(Stored data)
────────────────────────────────────────
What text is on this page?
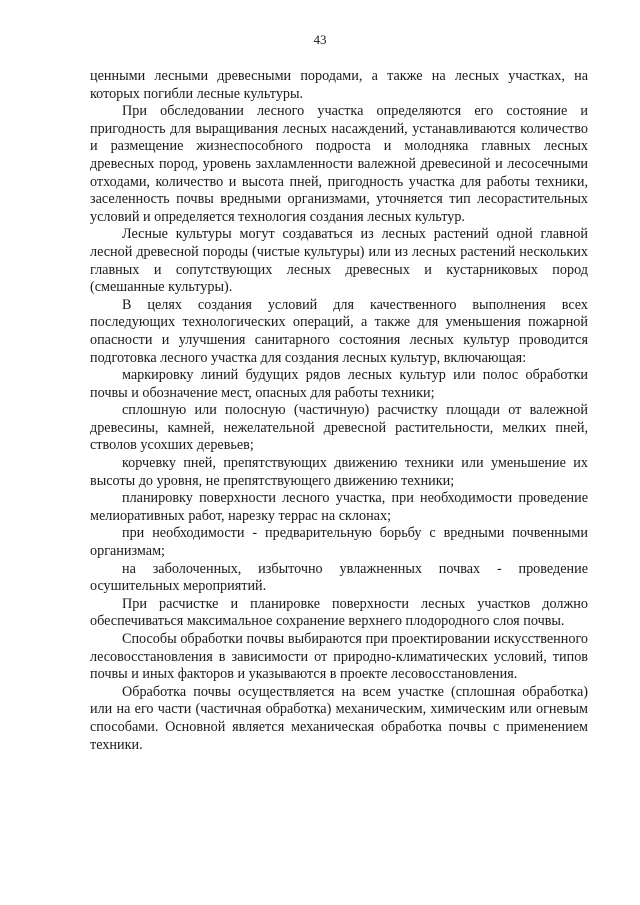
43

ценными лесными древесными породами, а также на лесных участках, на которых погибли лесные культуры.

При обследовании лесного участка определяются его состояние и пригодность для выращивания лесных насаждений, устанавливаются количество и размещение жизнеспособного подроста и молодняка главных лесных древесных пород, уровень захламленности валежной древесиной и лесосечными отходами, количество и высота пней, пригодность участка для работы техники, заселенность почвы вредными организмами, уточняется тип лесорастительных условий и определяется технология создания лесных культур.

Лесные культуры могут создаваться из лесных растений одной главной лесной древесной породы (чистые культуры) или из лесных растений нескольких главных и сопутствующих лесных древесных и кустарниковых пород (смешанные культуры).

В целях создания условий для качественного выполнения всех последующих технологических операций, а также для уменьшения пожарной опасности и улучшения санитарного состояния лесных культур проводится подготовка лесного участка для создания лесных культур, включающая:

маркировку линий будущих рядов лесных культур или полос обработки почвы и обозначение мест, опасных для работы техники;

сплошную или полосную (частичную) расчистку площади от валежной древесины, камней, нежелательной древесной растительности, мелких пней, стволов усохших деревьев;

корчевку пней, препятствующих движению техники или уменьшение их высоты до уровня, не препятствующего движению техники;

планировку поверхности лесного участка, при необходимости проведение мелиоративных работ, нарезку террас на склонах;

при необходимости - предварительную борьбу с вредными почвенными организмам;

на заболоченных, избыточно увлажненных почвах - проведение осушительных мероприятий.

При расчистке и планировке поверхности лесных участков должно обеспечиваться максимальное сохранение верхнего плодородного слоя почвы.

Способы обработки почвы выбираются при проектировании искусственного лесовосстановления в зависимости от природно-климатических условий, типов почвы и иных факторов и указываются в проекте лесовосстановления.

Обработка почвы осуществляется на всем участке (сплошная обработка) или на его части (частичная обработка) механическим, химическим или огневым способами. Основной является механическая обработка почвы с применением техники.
────────────────────────────────────────
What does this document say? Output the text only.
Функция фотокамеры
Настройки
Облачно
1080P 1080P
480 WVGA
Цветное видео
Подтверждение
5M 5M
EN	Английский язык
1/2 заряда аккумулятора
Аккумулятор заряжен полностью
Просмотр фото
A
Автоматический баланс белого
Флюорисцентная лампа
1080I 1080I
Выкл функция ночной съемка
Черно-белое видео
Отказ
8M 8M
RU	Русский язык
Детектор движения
────────────────────────────────────────
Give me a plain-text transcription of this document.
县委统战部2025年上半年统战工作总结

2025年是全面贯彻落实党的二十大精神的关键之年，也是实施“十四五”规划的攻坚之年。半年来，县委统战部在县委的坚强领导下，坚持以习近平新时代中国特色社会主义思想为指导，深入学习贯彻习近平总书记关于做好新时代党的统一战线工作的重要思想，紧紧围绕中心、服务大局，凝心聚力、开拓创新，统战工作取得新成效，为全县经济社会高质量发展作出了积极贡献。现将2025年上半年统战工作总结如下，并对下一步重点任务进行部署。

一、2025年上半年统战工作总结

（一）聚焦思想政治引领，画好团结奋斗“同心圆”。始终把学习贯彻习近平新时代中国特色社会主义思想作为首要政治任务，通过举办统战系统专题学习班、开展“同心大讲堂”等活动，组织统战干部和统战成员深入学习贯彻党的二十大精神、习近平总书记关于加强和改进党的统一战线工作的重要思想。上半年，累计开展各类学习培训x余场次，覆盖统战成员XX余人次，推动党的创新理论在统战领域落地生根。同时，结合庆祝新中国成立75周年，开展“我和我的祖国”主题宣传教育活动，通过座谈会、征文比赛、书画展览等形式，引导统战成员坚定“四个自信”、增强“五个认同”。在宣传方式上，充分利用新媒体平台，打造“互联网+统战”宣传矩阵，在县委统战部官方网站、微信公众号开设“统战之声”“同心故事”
────────────────────────────────────────
Gather every line from the listing above in which "this" appears, and copy those lines.

What text is on this page?
What does this document say? Output the text only.
Give me a plain-text transcription of this document.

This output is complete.